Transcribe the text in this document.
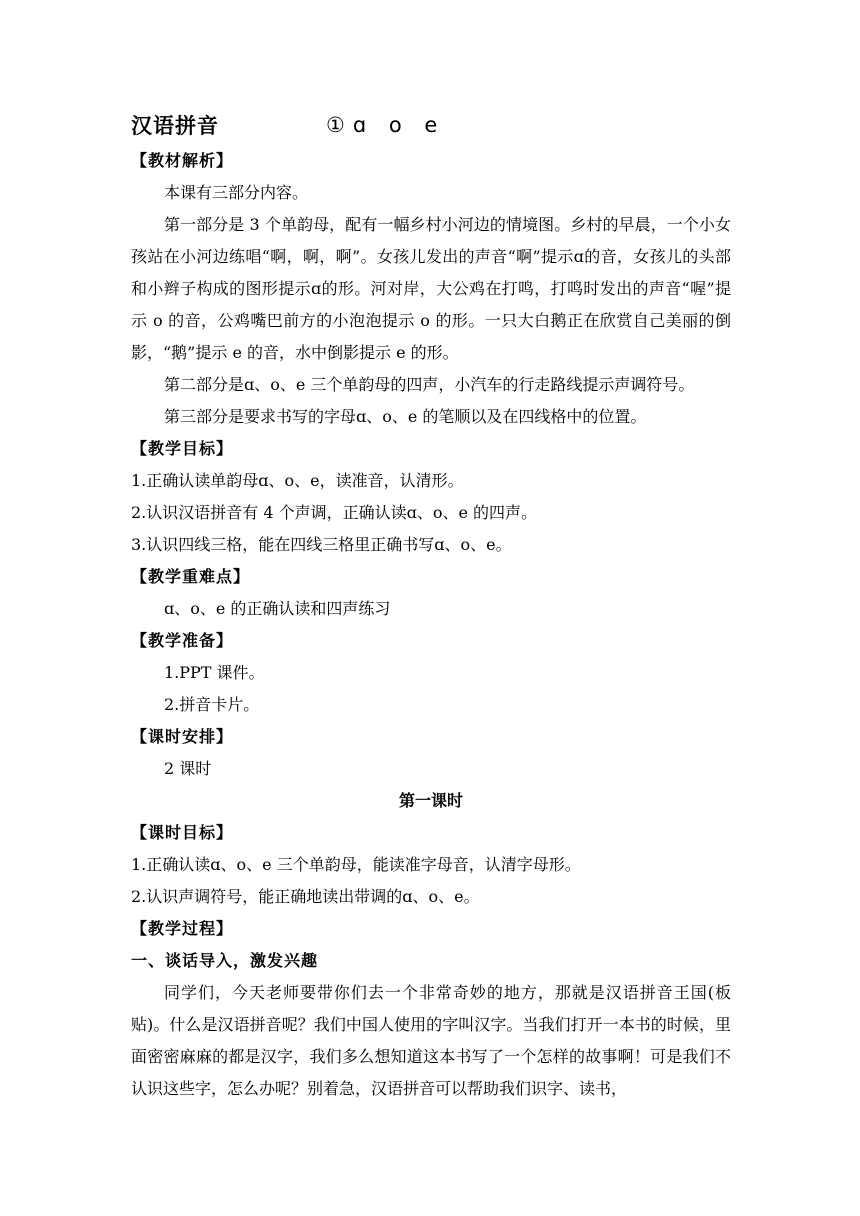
汉语拼音	① ɑ o e
【教材解析】

本课有三部分内容。

第一部分是 3 个单韵母，配有一幅乡村小河边的情境图。乡村的早晨，一个小女孩站在小河边练唱“啊，啊，啊”。女孩儿发出的声音“啊”提示ɑ的音，女孩儿的头部和小辫子构成的图形提示ɑ的形。河对岸，大公鸡在打鸣，打鸣时发出的声音“喔”提示 o 的音，公鸡嘴巴前方的小泡泡提示 o 的形。一只大白鹅正在欣赏自己美丽的倒影，“鹅”提示 e 的音，水中倒影提示 e 的形。

第二部分是ɑ、o、e 三个单韵母的四声，小汽车的行走路线提示声调符号。

第三部分是要求书写的字母ɑ、o、e 的笔顺以及在四线格中的位置。

【教学目标】
1.正确认读单韵母ɑ、o、e，读准音，认清形。
2.认识汉语拼音有 4 个声调，正确认读ɑ、o、e 的四声。
3.认识四线三格，能在四线三格里正确书写ɑ、o、e。
【教学重难点】
ɑ、o、e 的正确认读和四声练习
【教学准备】
1.PPT 课件。
2.拼音卡片。
【课时安排】
2 课时
第一课时
【课时目标】
1.正确认读ɑ、o、e 三个单韵母，能读准字母音，认清字母形。
2.认识声调符号，能正确地读出带调的ɑ、o、e。
【教学过程】
一、谈话导入，激发兴趣

同学们，今天老师要带你们去一个非常奇妙的地方，那就是汉语拼音王国(板贴)。什么是汉语拼音呢？我们中国人使用的字叫汉字。当我们打开一本书的时候，里面密密麻麻的都是汉字，我们多么想知道这本书写了一个怎样的故事啊！可是我们不认识这些字，怎么办呢？别着急，汉语拼音可以帮助我们识字、读书，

= What is being asked =
Reproduce all the records verbatim, excluding images.

= Solution to this exercise =
Transcribe the text in this document.
汉语拼音	① ɑ o e
【教材解析】

本课有三部分内容。

第一部分是 3 个单韵母，配有一幅乡村小河边的情境图。乡村的早晨，一个小女孩站在小河边练唱“啊，啊，啊”。女孩儿发出的声音“啊”提示ɑ的音，女孩儿的头部和小辫子构成的图形提示ɑ的形。河对岸，大公鸡在打鸣，打鸣时发出的声音“喔”提示 o 的音，公鸡嘴巴前方的小泡泡提示 o 的形。一只大白鹅正在欣赏自己美丽的倒影，“鹅”提示 e 的音，水中倒影提示 e 的形。

第二部分是ɑ、o、e 三个单韵母的四声，小汽车的行走路线提示声调符号。

第三部分是要求书写的字母ɑ、o、e 的笔顺以及在四线格中的位置。

【教学目标】
1.正确认读单韵母ɑ、o、e，读准音，认清形。
2.认识汉语拼音有 4 个声调，正确认读ɑ、o、e 的四声。
3.认识四线三格，能在四线三格里正确书写ɑ、o、e。
【教学重难点】
ɑ、o、e 的正确认读和四声练习
【教学准备】
1.PPT 课件。
2.拼音卡片。
【课时安排】
2 课时
第一课时
【课时目标】
1.正确认读ɑ、o、e 三个单韵母，能读准字母音，认清字母形。
2.认识声调符号，能正确地读出带调的ɑ、o、e。
【教学过程】
一、谈话导入，激发兴趣

同学们，今天老师要带你们去一个非常奇妙的地方，那就是汉语拼音王国(板贴)。什么是汉语拼音呢？我们中国人使用的字叫汉字。当我们打开一本书的时候，里面密密麻麻的都是汉字，我们多么想知道这本书写了一个怎样的故事啊！可是我们不认识这些字，怎么办呢？别着急，汉语拼音可以帮助我们识字、读书，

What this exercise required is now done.